**SHORT TASK:** Extract all lines in the data that contain the word "total".

**DATA TO PROCESS:**
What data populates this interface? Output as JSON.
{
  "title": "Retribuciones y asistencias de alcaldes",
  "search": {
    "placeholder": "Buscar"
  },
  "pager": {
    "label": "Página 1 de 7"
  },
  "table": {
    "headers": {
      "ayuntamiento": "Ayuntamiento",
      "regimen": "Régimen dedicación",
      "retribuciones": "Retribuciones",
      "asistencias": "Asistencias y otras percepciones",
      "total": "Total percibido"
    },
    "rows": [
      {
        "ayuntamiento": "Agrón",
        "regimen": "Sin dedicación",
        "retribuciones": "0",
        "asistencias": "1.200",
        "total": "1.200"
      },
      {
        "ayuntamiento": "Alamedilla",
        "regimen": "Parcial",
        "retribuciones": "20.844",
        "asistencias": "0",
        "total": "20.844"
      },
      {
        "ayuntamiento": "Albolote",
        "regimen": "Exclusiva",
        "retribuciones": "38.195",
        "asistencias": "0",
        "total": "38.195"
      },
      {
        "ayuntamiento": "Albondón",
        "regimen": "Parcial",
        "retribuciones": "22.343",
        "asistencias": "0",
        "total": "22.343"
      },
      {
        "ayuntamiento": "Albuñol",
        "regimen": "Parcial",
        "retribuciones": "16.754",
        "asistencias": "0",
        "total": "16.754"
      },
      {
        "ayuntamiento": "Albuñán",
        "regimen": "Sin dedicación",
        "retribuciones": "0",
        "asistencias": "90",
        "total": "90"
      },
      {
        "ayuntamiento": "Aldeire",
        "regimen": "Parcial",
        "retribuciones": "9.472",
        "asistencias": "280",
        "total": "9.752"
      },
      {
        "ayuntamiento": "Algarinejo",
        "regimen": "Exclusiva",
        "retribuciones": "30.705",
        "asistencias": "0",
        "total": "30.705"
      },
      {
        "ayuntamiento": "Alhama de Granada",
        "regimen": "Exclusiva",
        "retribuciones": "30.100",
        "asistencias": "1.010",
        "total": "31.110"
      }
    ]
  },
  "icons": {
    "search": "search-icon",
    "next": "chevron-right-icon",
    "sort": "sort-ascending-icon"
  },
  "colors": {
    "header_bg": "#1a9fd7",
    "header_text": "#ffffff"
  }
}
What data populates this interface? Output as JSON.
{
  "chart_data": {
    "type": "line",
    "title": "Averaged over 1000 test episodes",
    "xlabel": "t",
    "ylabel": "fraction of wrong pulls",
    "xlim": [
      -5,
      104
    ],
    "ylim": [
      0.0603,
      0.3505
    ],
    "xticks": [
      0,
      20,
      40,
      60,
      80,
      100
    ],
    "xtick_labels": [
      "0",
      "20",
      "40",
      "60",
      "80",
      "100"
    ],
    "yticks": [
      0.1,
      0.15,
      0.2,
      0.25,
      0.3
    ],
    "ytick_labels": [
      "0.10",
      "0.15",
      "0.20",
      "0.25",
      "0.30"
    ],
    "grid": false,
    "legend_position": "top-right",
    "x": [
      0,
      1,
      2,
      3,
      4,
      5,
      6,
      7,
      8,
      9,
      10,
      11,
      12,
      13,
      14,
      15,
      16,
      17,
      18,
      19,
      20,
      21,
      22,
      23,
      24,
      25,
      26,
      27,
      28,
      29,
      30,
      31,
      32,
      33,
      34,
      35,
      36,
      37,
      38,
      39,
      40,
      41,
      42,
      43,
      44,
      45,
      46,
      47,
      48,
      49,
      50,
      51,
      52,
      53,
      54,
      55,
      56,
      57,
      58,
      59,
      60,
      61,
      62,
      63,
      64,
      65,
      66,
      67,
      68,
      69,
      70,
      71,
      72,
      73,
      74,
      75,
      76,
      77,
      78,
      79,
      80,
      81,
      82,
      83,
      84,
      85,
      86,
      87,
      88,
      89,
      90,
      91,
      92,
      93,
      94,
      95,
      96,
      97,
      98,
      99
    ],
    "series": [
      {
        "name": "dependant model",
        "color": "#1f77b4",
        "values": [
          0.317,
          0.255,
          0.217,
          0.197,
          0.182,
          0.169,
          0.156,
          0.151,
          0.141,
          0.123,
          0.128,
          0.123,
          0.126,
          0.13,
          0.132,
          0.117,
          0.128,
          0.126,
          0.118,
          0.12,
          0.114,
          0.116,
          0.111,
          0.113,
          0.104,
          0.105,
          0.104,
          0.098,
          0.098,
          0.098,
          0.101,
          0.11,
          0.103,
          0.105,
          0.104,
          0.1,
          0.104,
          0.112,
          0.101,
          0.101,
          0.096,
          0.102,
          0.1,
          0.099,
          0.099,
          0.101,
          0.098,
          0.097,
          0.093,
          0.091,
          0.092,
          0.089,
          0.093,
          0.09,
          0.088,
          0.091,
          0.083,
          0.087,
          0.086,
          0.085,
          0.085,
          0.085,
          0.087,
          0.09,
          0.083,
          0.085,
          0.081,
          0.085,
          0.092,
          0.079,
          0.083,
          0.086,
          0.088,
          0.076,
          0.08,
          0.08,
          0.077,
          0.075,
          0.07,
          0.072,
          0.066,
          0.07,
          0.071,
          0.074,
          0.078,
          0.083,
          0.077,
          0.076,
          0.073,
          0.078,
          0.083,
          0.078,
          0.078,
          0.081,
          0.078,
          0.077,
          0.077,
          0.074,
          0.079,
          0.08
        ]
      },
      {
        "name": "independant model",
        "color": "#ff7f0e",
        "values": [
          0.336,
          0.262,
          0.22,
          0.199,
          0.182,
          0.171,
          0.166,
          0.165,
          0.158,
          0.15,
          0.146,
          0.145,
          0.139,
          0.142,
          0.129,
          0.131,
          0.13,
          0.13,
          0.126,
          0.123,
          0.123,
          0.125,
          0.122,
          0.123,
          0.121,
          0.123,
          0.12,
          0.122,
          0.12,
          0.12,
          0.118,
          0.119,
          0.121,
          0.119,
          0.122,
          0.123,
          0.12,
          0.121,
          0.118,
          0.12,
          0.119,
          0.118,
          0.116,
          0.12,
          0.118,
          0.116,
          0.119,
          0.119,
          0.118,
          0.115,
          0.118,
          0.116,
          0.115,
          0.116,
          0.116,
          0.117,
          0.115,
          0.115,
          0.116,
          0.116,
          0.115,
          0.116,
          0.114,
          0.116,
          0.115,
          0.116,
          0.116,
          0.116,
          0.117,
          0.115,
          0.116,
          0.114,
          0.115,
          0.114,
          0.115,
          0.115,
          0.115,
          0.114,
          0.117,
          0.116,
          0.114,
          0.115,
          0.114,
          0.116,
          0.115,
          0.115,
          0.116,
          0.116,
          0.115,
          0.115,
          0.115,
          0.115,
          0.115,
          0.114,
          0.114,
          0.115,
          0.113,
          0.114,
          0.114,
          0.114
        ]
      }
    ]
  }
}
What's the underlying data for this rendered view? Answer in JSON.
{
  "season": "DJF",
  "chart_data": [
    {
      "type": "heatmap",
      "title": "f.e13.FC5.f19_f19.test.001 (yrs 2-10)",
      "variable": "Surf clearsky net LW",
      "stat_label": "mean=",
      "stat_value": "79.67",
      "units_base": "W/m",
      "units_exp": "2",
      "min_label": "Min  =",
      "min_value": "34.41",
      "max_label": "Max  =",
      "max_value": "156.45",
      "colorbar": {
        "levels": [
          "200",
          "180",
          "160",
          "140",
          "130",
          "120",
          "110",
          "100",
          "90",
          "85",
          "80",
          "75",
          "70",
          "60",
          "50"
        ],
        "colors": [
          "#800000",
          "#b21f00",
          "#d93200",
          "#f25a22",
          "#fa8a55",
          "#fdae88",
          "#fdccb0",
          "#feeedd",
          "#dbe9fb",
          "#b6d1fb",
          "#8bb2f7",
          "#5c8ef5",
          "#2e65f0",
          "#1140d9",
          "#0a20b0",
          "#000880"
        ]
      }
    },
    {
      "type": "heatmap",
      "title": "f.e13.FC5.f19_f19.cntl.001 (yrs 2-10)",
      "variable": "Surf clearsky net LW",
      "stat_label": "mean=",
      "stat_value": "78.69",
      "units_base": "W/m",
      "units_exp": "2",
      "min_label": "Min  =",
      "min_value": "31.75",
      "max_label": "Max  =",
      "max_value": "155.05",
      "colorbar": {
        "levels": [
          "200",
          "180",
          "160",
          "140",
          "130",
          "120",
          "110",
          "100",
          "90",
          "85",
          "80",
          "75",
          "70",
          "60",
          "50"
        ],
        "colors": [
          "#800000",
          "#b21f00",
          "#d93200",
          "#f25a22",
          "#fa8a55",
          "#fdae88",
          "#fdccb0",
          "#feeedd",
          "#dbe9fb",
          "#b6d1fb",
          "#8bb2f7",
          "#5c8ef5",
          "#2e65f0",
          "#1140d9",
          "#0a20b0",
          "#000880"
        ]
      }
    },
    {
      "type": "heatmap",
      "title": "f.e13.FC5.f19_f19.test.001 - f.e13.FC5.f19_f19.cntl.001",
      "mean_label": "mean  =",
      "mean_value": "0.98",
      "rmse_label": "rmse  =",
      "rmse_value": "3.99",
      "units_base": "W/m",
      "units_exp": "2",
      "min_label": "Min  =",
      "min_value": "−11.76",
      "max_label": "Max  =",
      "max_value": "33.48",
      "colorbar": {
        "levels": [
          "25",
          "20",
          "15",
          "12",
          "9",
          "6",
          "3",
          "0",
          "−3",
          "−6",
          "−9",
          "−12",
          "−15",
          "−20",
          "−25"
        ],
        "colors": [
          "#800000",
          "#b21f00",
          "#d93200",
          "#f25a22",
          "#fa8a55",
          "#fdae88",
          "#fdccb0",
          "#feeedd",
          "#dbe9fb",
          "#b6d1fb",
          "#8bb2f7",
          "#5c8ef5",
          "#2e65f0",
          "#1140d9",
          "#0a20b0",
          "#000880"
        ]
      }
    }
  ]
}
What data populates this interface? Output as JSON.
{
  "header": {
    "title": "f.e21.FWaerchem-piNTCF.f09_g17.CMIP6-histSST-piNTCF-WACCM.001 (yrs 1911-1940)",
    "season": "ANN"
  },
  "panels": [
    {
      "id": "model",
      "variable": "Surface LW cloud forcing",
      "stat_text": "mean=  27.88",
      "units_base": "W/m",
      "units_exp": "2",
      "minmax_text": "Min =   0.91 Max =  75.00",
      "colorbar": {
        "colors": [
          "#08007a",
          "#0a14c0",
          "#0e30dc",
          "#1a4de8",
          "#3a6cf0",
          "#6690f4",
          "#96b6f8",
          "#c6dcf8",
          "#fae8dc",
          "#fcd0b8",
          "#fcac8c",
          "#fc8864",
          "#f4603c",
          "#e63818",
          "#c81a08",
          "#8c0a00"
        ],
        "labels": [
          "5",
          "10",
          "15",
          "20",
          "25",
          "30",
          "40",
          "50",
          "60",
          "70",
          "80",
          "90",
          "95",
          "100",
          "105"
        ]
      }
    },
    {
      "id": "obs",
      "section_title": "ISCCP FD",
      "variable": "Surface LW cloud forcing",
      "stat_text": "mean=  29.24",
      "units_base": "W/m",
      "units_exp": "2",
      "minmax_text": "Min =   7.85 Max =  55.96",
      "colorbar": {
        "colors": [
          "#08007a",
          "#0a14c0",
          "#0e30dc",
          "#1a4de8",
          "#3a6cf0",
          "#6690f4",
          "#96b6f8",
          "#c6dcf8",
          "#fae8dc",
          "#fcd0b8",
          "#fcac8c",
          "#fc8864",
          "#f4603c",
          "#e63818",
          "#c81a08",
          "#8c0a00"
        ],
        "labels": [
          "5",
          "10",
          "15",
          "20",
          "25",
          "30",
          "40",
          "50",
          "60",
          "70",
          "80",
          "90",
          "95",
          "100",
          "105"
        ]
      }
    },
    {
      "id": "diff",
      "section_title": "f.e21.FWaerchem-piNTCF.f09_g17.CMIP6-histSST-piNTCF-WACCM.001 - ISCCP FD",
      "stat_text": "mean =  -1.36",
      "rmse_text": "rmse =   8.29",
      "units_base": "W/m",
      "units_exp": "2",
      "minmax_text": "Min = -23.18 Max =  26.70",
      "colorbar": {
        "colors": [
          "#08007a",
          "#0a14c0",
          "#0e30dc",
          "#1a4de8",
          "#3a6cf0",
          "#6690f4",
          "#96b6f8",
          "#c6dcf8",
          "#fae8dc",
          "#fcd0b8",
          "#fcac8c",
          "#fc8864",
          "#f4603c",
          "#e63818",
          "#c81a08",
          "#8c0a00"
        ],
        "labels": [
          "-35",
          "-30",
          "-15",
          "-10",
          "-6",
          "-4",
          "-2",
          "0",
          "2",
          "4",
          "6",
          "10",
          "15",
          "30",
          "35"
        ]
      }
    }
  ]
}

**EXPECTED ANSWER:**
      "total": "Total percibido"
        "total": "1.200"
        "total": "20.844"
        "total": "38.195"
        "total": "22.343"
        "total": "16.754"
        "total": "90"
        "total": "9.752"
        "total": "30.705"
        "total": "31.110"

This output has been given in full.